### Data shown
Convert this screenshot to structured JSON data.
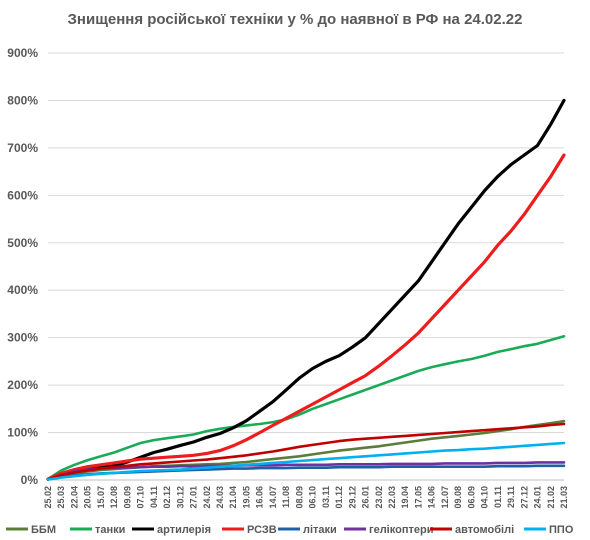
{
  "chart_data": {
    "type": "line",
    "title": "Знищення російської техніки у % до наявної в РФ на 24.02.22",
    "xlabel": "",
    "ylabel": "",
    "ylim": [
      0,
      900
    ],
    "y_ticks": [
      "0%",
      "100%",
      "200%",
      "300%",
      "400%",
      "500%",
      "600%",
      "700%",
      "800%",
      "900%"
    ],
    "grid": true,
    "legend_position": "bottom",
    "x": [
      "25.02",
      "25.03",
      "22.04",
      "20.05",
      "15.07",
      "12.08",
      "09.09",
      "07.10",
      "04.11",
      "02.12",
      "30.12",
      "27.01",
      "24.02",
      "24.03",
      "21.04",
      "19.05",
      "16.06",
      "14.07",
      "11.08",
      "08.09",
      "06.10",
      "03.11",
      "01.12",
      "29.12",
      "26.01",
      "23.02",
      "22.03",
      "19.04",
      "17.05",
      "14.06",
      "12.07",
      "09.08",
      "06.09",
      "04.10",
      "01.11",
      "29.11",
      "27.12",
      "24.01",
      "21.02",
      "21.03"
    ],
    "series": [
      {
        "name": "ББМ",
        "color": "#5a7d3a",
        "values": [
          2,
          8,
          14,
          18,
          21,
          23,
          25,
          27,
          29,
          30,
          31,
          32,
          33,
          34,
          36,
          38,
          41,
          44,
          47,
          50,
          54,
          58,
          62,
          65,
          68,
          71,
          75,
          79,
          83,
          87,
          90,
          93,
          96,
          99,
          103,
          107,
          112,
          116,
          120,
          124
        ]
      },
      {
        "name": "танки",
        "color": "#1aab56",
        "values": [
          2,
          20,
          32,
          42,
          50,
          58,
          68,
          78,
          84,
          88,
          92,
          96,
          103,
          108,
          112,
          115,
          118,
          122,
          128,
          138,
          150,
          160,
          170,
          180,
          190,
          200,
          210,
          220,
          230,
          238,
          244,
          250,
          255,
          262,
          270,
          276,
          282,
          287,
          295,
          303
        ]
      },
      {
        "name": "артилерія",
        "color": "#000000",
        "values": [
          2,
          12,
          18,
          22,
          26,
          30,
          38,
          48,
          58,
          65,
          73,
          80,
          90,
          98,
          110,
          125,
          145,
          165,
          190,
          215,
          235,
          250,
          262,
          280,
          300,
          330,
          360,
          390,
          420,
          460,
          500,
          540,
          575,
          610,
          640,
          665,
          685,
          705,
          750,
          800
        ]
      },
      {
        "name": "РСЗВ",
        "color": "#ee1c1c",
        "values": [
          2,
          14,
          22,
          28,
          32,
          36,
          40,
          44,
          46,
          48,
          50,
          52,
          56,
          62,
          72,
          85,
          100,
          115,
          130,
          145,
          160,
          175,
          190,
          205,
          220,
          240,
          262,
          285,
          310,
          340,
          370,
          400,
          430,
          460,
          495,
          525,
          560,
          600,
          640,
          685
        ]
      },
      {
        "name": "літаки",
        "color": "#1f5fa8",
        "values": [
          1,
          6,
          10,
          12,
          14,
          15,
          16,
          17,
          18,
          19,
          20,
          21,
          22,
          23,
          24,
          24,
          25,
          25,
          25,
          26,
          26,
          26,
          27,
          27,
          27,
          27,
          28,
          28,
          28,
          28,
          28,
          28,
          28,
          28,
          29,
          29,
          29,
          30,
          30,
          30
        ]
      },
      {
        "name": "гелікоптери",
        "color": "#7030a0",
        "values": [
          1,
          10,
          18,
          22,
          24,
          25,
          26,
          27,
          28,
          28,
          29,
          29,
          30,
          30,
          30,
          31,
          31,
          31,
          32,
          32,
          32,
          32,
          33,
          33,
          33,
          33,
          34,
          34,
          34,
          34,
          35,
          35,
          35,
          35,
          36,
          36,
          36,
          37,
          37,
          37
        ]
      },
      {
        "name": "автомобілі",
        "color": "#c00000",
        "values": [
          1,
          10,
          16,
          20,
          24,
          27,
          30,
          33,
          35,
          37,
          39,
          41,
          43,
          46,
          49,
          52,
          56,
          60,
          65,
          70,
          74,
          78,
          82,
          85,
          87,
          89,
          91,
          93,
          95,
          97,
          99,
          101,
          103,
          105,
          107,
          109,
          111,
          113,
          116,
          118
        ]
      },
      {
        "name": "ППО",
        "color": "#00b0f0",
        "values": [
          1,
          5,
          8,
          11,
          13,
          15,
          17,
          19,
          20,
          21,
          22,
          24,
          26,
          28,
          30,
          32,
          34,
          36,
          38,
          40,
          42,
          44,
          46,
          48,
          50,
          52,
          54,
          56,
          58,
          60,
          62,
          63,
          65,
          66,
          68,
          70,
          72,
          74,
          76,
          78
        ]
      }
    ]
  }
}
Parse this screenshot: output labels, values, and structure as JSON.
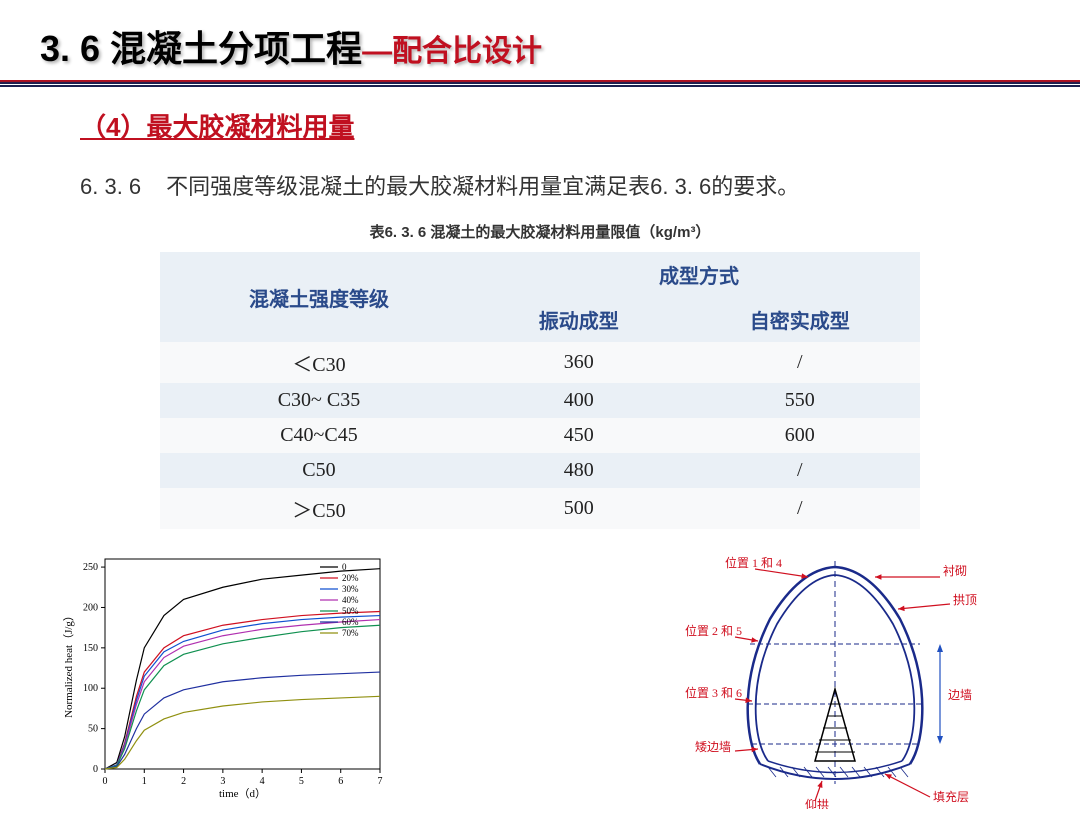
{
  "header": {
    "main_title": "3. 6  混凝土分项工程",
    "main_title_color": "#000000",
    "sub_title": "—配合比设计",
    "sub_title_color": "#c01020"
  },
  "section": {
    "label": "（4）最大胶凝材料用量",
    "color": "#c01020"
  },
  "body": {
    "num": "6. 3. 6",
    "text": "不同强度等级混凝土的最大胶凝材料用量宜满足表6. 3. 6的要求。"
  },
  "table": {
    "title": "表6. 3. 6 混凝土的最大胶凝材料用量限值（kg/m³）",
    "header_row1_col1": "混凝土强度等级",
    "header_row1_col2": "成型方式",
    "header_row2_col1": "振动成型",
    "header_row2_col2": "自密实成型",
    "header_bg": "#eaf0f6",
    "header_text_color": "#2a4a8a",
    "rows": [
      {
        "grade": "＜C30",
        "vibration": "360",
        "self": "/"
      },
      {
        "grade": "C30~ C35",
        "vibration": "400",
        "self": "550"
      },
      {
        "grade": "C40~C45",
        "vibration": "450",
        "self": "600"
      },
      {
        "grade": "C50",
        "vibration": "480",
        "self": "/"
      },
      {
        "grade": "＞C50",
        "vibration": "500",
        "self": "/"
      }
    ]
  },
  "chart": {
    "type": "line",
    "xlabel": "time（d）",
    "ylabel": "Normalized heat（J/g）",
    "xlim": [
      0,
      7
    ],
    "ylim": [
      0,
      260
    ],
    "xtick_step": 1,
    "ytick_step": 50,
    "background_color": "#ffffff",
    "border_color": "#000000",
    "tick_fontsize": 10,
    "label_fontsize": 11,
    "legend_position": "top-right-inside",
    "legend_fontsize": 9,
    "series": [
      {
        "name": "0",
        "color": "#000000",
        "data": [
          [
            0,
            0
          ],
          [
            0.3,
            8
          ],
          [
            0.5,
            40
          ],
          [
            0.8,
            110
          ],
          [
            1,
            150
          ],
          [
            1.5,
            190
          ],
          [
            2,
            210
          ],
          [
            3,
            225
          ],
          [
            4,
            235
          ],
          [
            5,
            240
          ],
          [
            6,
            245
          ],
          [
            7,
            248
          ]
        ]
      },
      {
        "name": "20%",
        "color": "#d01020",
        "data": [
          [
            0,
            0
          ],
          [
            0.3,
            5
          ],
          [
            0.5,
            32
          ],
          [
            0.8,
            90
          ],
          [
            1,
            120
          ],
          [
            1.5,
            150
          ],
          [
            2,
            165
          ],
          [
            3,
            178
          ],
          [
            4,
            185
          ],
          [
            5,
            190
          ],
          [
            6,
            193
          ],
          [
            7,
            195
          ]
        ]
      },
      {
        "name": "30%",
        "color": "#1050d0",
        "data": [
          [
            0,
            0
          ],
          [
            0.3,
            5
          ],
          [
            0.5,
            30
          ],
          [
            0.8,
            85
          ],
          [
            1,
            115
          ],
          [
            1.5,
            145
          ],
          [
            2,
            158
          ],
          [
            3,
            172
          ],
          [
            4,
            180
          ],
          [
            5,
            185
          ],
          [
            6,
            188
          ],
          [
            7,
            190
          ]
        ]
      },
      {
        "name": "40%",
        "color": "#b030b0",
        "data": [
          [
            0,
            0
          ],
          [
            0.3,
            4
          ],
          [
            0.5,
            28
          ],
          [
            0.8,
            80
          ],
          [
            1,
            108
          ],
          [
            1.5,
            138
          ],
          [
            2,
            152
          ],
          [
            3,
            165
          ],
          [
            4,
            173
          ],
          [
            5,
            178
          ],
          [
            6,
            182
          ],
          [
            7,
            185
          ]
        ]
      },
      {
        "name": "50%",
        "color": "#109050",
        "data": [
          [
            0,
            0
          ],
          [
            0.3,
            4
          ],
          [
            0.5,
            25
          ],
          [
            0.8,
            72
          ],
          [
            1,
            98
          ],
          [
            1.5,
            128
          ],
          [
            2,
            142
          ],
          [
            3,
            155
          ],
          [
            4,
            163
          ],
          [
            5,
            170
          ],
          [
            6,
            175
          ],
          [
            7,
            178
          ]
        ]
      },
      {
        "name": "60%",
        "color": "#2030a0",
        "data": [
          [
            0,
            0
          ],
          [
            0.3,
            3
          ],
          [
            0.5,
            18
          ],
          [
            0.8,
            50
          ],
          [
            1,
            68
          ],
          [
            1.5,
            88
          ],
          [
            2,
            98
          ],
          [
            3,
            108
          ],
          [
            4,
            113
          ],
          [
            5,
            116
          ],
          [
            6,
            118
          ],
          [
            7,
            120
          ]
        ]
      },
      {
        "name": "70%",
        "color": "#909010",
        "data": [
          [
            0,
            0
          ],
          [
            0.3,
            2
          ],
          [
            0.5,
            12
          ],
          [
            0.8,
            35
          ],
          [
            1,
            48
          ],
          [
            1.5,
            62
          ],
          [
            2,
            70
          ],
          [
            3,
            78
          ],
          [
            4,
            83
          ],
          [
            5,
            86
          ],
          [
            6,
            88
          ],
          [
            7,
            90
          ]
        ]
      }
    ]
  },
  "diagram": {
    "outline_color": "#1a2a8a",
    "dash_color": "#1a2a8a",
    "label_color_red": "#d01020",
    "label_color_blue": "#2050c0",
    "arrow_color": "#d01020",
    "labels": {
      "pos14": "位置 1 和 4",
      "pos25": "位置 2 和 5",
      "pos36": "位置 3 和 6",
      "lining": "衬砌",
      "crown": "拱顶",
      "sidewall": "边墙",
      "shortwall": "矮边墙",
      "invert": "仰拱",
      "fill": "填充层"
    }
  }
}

### Short exercise
Find the word "this" in the material, then list each line that holds it.

### Final result
Convert this screenshot to structured JSON data.
Parse this screenshot: output labels, values, and structure as JSON.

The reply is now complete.